- REQUIRED TASK
Count lines holding the word "Steel". Only the number is wanted.

*** DATA FOR THE TASK

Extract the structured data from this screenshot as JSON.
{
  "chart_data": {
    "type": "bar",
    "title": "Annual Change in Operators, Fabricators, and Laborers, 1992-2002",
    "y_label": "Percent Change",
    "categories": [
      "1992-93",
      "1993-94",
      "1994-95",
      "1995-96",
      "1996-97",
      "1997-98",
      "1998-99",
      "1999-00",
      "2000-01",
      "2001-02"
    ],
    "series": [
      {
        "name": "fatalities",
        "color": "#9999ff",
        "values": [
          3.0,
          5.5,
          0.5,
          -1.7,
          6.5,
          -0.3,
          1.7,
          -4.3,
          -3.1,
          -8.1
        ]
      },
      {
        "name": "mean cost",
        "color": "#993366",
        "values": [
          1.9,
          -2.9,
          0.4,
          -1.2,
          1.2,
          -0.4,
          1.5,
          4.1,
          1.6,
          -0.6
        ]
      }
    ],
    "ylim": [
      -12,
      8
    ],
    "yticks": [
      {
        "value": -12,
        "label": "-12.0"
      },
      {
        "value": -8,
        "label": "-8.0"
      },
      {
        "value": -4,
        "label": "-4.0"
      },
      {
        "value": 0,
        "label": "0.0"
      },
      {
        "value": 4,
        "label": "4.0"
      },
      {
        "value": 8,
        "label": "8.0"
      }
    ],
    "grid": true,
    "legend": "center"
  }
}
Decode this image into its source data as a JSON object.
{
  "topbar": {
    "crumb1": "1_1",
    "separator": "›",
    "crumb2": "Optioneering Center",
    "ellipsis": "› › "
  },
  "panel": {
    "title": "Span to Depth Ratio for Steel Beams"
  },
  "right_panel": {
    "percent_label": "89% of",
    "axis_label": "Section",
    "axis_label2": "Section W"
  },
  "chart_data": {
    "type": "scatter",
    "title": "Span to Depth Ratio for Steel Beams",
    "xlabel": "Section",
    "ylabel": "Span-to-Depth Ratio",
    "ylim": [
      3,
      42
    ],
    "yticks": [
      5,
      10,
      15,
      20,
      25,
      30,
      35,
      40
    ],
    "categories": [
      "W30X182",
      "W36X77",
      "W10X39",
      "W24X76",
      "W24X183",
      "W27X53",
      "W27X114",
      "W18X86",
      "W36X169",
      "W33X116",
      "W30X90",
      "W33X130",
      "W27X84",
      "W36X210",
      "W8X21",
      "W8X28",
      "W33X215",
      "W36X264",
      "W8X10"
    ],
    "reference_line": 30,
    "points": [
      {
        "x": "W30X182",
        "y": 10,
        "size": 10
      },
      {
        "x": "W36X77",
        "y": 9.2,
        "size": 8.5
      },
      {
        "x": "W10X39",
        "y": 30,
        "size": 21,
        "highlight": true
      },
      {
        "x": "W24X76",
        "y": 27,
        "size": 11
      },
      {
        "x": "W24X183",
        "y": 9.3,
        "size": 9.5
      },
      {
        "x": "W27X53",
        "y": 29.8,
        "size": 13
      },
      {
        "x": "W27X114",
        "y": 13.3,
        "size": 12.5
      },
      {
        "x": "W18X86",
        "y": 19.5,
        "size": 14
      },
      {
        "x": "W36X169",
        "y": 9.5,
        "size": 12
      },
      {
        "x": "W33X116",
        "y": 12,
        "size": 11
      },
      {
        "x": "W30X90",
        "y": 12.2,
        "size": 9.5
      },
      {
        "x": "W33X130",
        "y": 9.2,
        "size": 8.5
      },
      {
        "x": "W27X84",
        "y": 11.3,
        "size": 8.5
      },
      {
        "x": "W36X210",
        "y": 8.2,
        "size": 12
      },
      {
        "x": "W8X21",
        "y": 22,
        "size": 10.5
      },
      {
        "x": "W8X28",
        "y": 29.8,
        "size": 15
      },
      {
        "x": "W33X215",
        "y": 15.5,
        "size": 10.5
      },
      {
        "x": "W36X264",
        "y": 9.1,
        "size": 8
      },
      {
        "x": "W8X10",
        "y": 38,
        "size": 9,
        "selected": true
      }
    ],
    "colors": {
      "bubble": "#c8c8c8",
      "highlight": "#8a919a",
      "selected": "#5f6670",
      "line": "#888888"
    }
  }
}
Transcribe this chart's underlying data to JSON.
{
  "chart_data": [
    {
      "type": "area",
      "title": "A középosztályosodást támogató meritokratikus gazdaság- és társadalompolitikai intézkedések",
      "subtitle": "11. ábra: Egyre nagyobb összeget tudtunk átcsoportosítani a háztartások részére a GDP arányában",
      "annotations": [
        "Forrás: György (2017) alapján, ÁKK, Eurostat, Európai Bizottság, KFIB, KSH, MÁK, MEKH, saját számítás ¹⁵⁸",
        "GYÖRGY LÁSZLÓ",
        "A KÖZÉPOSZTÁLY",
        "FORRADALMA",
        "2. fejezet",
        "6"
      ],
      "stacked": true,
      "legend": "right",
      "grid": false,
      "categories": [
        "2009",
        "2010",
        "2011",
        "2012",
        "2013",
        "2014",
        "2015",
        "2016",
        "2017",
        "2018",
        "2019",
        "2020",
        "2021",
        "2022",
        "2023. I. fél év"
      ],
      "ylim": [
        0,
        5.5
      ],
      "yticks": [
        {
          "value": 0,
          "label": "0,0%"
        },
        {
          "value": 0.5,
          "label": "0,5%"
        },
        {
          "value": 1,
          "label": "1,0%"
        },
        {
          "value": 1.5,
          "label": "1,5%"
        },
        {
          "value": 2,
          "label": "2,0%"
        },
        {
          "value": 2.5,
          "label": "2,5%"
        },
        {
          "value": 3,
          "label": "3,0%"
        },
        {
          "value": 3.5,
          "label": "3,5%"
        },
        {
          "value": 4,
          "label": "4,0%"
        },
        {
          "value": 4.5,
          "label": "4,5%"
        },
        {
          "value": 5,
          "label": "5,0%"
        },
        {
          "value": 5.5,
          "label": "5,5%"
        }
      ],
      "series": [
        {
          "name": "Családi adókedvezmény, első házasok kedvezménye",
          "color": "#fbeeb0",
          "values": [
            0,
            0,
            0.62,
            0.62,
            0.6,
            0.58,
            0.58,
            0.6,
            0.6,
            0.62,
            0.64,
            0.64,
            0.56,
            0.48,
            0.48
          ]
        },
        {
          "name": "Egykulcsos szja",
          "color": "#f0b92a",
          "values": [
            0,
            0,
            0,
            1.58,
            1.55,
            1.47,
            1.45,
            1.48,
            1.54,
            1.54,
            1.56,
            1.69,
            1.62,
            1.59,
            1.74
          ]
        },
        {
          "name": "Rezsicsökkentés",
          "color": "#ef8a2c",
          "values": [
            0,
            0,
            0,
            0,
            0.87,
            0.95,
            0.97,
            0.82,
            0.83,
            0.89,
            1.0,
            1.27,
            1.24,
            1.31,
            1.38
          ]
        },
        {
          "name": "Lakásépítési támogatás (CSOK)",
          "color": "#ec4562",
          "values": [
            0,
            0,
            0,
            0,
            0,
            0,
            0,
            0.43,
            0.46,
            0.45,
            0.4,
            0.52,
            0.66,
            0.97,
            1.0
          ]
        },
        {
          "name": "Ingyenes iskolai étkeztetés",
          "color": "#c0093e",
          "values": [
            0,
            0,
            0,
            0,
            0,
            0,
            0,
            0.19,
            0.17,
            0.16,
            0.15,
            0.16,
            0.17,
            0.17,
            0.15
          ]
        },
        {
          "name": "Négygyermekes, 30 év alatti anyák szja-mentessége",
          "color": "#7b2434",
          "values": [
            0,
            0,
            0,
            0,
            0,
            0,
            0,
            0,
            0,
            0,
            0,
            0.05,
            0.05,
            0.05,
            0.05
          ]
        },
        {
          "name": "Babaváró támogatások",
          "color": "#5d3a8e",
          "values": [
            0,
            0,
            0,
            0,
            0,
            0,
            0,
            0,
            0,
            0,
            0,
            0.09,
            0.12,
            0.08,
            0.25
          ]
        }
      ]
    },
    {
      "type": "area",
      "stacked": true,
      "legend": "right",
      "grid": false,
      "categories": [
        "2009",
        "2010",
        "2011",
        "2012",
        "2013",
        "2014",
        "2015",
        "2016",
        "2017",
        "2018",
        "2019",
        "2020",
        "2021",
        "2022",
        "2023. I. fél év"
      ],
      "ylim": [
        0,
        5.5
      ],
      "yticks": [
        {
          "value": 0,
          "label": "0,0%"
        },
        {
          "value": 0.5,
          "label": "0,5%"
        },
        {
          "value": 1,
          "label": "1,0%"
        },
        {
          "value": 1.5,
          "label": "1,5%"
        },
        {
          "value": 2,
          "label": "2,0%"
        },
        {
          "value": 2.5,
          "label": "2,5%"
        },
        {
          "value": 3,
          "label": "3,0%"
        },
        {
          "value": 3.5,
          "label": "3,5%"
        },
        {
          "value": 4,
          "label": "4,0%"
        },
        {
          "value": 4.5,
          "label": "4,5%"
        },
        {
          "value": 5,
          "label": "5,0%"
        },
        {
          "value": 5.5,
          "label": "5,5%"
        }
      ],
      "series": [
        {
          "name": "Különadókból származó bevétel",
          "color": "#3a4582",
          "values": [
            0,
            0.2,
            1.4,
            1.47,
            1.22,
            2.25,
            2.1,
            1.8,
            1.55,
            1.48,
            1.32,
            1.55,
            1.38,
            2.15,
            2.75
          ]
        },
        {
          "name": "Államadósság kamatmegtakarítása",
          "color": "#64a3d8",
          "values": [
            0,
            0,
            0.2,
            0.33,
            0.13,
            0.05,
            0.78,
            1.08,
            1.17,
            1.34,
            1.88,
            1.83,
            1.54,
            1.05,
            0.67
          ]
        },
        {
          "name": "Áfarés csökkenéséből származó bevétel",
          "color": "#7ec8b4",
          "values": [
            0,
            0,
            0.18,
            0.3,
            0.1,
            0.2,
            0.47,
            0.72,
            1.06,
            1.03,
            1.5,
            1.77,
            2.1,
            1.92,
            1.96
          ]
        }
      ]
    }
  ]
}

******

- OUTPUT FOR THIS EXERCISE
2